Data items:
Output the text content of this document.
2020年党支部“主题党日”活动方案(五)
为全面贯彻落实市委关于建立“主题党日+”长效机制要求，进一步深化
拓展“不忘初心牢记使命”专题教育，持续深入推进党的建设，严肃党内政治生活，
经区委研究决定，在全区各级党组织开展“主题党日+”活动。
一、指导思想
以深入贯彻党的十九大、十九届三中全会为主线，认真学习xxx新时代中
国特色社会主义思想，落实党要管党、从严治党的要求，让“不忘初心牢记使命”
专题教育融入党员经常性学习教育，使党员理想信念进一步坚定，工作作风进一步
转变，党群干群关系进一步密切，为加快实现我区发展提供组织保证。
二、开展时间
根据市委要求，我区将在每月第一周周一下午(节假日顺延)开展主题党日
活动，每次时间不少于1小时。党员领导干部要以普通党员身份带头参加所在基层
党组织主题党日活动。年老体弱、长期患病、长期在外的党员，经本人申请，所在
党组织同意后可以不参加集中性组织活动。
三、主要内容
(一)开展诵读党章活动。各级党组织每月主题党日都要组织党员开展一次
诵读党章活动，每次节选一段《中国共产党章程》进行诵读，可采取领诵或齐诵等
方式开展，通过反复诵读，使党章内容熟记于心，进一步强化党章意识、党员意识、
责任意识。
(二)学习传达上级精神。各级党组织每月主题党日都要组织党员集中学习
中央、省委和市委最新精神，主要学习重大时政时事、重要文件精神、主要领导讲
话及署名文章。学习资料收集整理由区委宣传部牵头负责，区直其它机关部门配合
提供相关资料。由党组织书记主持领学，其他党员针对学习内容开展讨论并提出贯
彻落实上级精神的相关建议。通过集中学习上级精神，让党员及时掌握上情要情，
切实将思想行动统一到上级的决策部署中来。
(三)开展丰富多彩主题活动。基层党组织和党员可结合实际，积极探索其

## The request
Retype every entry above, word for word.

## Result of this task
Output the text content of this document.
2020年党支部“主题党日”活动方案(五)
为全面贯彻落实市委关于建立“主题党日+”长效机制要求，进一步深化
拓展“不忘初心牢记使命”专题教育，持续深入推进党的建设，严肃党内政治生活，
经区委研究决定，在全区各级党组织开展“主题党日+”活动。
一、指导思想
以深入贯彻党的十九大、十九届三中全会为主线，认真学习xxx新时代中
国特色社会主义思想，落实党要管党、从严治党的要求，让“不忘初心牢记使命”
专题教育融入党员经常性学习教育，使党员理想信念进一步坚定，工作作风进一步
转变，党群干群关系进一步密切，为加快实现我区发展提供组织保证。
二、开展时间
根据市委要求，我区将在每月第一周周一下午(节假日顺延)开展主题党日
活动，每次时间不少于1小时。党员领导干部要以普通党员身份带头参加所在基层
党组织主题党日活动。年老体弱、长期患病、长期在外的党员，经本人申请，所在
党组织同意后可以不参加集中性组织活动。
三、主要内容
(一)开展诵读党章活动。各级党组织每月主题党日都要组织党员开展一次
诵读党章活动，每次节选一段《中国共产党章程》进行诵读，可采取领诵或齐诵等
方式开展，通过反复诵读，使党章内容熟记于心，进一步强化党章意识、党员意识、
责任意识。
(二)学习传达上级精神。各级党组织每月主题党日都要组织党员集中学习
中央、省委和市委最新精神，主要学习重大时政时事、重要文件精神、主要领导讲
话及署名文章。学习资料收集整理由区委宣传部牵头负责，区直其它机关部门配合
提供相关资料。由党组织书记主持领学，其他党员针对学习内容开展讨论并提出贯
彻落实上级精神的相关建议。通过集中学习上级精神，让党员及时掌握上情要情，
切实将思想行动统一到上级的决策部署中来。
(三)开展丰富多彩主题活动。基层党组织和党员可结合实际，积极探索其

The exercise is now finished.